> **Direction**
Find each line with the word "gázpedált" in it, then give the total alone.

> **Saved data entries**
━━━━━━━━━━

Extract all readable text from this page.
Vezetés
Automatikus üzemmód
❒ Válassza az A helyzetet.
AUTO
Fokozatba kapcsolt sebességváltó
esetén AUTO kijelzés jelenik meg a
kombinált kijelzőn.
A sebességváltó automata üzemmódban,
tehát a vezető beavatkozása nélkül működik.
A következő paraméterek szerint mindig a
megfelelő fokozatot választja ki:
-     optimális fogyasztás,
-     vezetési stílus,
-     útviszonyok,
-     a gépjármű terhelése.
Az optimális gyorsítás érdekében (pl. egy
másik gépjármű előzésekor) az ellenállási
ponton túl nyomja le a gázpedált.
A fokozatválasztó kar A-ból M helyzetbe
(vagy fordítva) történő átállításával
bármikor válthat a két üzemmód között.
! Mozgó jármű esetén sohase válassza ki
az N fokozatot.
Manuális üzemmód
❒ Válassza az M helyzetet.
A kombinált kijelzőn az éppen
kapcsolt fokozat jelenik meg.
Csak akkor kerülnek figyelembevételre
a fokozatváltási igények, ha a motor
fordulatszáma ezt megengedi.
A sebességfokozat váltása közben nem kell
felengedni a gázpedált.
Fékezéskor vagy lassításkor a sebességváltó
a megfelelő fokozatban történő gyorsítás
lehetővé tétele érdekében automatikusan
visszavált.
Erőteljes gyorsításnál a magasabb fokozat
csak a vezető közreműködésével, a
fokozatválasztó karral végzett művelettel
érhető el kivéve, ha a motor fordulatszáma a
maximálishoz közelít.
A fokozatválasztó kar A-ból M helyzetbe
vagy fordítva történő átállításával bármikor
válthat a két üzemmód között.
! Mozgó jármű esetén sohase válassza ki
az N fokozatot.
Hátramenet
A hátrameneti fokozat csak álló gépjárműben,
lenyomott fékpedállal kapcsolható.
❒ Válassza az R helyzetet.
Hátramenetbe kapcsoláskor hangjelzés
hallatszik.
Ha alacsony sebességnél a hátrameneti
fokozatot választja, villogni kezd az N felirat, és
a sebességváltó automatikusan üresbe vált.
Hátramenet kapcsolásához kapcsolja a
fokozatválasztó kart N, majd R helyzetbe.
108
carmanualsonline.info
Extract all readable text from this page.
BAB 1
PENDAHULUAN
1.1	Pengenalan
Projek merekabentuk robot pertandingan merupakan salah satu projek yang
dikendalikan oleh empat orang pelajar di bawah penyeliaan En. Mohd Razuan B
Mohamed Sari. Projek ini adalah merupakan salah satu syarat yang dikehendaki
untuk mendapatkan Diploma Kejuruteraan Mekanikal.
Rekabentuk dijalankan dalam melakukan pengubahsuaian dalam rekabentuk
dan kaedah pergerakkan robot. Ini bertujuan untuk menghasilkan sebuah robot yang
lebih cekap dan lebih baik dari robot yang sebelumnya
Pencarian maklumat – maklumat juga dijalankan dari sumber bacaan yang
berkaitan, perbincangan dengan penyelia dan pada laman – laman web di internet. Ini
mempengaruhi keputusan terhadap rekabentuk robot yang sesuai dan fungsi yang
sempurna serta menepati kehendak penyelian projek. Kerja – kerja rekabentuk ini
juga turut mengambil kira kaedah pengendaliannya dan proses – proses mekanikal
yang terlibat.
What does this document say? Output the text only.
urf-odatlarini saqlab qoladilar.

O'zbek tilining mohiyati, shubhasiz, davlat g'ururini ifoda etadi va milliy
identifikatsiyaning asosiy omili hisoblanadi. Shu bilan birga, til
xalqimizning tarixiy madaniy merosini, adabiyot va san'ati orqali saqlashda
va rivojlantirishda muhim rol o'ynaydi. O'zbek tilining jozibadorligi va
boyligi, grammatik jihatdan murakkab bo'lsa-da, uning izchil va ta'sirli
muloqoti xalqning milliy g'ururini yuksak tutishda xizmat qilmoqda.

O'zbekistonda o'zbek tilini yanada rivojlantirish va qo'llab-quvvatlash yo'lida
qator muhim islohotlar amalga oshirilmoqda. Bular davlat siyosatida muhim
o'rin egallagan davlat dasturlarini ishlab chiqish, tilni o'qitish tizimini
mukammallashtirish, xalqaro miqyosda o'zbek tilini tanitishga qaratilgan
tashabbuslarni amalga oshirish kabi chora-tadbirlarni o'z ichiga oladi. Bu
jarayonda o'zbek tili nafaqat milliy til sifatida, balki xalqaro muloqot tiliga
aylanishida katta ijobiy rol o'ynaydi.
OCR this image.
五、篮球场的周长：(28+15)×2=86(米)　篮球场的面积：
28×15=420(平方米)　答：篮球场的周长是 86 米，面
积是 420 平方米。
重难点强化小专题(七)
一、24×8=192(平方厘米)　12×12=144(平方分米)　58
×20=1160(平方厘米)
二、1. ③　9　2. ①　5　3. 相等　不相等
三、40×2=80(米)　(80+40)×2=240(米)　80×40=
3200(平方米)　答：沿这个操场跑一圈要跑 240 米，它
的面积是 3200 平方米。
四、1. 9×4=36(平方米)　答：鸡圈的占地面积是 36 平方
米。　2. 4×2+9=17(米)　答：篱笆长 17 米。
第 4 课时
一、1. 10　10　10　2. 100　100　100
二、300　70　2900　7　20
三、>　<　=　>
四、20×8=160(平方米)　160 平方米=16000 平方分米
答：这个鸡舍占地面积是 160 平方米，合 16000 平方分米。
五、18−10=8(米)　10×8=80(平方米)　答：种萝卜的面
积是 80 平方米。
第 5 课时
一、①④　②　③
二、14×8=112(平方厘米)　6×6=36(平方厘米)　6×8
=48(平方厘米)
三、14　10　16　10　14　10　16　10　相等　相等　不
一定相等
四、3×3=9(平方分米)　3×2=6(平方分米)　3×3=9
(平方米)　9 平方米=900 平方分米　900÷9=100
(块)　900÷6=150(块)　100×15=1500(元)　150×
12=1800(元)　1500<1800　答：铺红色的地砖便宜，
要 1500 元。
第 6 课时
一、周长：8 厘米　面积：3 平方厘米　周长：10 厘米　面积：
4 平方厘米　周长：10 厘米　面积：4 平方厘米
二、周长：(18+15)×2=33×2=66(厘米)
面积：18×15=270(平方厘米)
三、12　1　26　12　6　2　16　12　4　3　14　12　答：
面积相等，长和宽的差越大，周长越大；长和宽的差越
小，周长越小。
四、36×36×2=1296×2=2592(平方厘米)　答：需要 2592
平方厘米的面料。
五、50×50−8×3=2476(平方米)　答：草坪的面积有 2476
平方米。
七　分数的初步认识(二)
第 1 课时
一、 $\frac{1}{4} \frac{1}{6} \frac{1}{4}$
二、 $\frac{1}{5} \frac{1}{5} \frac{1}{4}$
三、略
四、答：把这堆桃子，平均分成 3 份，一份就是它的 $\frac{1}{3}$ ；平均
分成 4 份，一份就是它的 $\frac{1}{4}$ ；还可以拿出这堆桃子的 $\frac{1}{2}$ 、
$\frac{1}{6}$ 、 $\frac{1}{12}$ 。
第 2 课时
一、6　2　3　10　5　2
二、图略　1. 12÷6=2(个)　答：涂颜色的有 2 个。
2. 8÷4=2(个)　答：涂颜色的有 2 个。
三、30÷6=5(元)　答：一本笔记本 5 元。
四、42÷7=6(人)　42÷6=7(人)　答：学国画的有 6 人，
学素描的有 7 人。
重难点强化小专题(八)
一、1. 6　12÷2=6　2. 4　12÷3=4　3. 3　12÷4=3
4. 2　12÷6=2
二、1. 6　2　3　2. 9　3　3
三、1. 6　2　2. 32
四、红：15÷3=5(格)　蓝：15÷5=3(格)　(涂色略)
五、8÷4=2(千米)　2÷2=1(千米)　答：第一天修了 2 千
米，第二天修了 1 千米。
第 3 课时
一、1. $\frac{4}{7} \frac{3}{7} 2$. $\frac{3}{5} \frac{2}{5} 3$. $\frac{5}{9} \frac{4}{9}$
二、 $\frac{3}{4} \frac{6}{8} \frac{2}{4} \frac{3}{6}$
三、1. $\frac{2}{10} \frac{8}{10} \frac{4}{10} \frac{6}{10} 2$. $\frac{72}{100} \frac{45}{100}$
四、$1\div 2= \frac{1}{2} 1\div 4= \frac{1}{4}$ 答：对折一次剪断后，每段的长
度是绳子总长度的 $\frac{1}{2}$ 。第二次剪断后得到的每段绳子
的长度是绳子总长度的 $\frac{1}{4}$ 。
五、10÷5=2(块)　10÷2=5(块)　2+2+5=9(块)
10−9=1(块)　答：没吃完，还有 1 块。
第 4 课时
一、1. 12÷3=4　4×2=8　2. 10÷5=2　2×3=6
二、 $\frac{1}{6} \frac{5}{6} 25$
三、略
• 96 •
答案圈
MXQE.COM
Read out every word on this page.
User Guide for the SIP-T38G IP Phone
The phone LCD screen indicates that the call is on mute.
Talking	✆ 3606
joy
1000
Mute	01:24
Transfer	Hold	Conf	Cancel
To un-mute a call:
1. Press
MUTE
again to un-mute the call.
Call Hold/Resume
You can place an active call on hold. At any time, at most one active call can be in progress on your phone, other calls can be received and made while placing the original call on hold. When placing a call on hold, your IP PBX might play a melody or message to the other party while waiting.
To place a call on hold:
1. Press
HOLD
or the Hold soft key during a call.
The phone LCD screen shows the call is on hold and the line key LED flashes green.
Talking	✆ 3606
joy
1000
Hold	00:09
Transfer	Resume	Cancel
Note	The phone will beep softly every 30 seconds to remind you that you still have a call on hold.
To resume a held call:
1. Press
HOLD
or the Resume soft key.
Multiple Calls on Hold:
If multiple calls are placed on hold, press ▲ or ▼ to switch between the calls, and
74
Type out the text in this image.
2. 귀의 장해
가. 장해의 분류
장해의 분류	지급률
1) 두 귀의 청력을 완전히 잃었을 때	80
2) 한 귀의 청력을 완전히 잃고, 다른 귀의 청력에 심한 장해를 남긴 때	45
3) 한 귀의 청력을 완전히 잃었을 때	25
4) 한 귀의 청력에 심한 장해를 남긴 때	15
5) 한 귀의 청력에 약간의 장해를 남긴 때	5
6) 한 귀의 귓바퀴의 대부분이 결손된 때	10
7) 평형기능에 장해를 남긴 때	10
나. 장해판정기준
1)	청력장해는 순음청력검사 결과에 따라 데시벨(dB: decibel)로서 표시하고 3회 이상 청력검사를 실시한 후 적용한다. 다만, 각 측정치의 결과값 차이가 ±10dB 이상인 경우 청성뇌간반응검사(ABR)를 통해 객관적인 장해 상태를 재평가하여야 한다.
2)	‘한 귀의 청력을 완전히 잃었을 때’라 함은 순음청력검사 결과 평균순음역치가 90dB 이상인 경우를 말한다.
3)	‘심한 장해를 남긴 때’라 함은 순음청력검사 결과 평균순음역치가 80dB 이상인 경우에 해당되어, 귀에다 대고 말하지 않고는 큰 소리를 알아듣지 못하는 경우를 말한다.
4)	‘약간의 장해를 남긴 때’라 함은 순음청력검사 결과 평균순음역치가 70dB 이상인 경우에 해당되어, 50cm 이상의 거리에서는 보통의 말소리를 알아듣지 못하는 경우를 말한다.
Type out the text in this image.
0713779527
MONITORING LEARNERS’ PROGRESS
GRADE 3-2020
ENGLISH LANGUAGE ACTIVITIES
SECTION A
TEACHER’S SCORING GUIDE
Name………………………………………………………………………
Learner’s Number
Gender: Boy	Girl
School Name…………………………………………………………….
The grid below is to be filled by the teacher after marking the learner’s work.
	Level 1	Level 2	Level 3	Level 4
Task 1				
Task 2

━━━━━━━━━━

> **The reply**
2